## WHAT TO WORK ON
Using the data below, repeat all of it precisely.

Extracted records:
## Start
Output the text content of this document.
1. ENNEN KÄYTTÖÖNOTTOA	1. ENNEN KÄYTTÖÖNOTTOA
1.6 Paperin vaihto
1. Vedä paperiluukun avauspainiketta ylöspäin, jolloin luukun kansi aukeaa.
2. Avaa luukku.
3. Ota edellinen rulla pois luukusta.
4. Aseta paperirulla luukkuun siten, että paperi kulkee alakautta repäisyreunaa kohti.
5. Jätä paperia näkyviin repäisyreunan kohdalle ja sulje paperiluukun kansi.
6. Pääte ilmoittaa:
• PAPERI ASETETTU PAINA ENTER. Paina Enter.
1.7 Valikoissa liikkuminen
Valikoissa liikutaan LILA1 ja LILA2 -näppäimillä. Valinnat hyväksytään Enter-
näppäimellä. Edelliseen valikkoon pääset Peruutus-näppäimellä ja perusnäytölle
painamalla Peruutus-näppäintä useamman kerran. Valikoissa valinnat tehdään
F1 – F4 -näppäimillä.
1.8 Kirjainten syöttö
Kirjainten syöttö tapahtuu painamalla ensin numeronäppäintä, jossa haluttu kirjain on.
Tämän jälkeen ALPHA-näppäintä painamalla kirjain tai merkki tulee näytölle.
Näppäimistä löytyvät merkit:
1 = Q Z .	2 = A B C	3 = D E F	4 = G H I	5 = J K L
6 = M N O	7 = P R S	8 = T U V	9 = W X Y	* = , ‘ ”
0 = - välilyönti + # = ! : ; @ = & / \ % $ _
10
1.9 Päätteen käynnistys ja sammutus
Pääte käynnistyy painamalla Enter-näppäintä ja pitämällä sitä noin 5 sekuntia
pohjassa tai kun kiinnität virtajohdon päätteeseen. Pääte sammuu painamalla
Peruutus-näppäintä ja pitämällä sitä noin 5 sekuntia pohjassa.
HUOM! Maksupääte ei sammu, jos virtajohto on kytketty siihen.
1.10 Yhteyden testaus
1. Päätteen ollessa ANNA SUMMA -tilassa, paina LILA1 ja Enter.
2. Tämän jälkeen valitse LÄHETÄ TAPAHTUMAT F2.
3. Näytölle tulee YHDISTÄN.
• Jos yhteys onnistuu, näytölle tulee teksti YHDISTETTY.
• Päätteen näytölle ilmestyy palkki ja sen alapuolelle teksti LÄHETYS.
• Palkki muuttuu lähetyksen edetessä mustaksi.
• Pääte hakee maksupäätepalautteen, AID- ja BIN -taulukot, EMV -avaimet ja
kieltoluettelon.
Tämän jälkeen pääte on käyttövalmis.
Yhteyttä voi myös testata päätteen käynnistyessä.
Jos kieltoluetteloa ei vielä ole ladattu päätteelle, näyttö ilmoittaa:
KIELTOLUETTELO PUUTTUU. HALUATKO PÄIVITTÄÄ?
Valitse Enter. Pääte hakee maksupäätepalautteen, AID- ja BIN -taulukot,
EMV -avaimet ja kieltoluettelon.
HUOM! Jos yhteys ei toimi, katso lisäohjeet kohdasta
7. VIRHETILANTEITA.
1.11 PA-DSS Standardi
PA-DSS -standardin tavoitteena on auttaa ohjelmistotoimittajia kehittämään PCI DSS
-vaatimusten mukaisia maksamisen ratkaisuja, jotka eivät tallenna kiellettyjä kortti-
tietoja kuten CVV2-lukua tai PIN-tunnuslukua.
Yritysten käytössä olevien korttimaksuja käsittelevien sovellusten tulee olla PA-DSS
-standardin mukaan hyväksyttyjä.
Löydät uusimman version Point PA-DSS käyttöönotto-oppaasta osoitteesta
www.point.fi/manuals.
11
## End
## EXERCISE OUTPUT
Output the text content of this document.
1. ENNEN KÄYTTÖÖNOTTOA	1. ENNEN KÄYTTÖÖNOTTOA
1.6 Paperin vaihto
1. Vedä paperiluukun avauspainiketta ylöspäin, jolloin luukun kansi aukeaa.
2. Avaa luukku.
3. Ota edellinen rulla pois luukusta.
4. Aseta paperirulla luukkuun siten, että paperi kulkee alakautta repäisyreunaa kohti.
5. Jätä paperia näkyviin repäisyreunan kohdalle ja sulje paperiluukun kansi.
6. Pääte ilmoittaa:
• PAPERI ASETETTU PAINA ENTER. Paina Enter.
1.7 Valikoissa liikkuminen
Valikoissa liikutaan LILA1 ja LILA2 -näppäimillä. Valinnat hyväksytään Enter-
näppäimellä. Edelliseen valikkoon pääset Peruutus-näppäimellä ja perusnäytölle
painamalla Peruutus-näppäintä useamman kerran. Valikoissa valinnat tehdään
F1 – F4 -näppäimillä.
1.8 Kirjainten syöttö
Kirjainten syöttö tapahtuu painamalla ensin numeronäppäintä, jossa haluttu kirjain on.
Tämän jälkeen ALPHA-näppäintä painamalla kirjain tai merkki tulee näytölle.
Näppäimistä löytyvät merkit:
1 = Q Z .	2 = A B C	3 = D E F	4 = G H I	5 = J K L
6 = M N O	7 = P R S	8 = T U V	9 = W X Y	* = , ‘ ”
0 = - välilyönti + # = ! : ; @ = & / \ % $ _
10
1.9 Päätteen käynnistys ja sammutus
Pääte käynnistyy painamalla Enter-näppäintä ja pitämällä sitä noin 5 sekuntia
pohjassa tai kun kiinnität virtajohdon päätteeseen. Pääte sammuu painamalla
Peruutus-näppäintä ja pitämällä sitä noin 5 sekuntia pohjassa.
HUOM! Maksupääte ei sammu, jos virtajohto on kytketty siihen.
1.10 Yhteyden testaus
1. Päätteen ollessa ANNA SUMMA -tilassa, paina LILA1 ja Enter.
2. Tämän jälkeen valitse LÄHETÄ TAPAHTUMAT F2.
3. Näytölle tulee YHDISTÄN.
• Jos yhteys onnistuu, näytölle tulee teksti YHDISTETTY.
• Päätteen näytölle ilmestyy palkki ja sen alapuolelle teksti LÄHETYS.
• Palkki muuttuu lähetyksen edetessä mustaksi.
• Pääte hakee maksupäätepalautteen, AID- ja BIN -taulukot, EMV -avaimet ja
kieltoluettelon.
Tämän jälkeen pääte on käyttövalmis.
Yhteyttä voi myös testata päätteen käynnistyessä.
Jos kieltoluetteloa ei vielä ole ladattu päätteelle, näyttö ilmoittaa:
KIELTOLUETTELO PUUTTUU. HALUATKO PÄIVITTÄÄ?
Valitse Enter. Pääte hakee maksupäätepalautteen, AID- ja BIN -taulukot,
EMV -avaimet ja kieltoluettelon.
HUOM! Jos yhteys ei toimi, katso lisäohjeet kohdasta
7. VIRHETILANTEITA.
1.11 PA-DSS Standardi
PA-DSS -standardin tavoitteena on auttaa ohjelmistotoimittajia kehittämään PCI DSS
-vaatimusten mukaisia maksamisen ratkaisuja, jotka eivät tallenna kiellettyjä kortti-
tietoja kuten CVV2-lukua tai PIN-tunnuslukua.
Yritysten käytössä olevien korttimaksuja käsittelevien sovellusten tulee olla PA-DSS
-standardin mukaan hyväksyttyjä.
Löydät uusimman version Point PA-DSS käyttöönotto-oppaasta osoitteesta
www.point.fi/manuals.
11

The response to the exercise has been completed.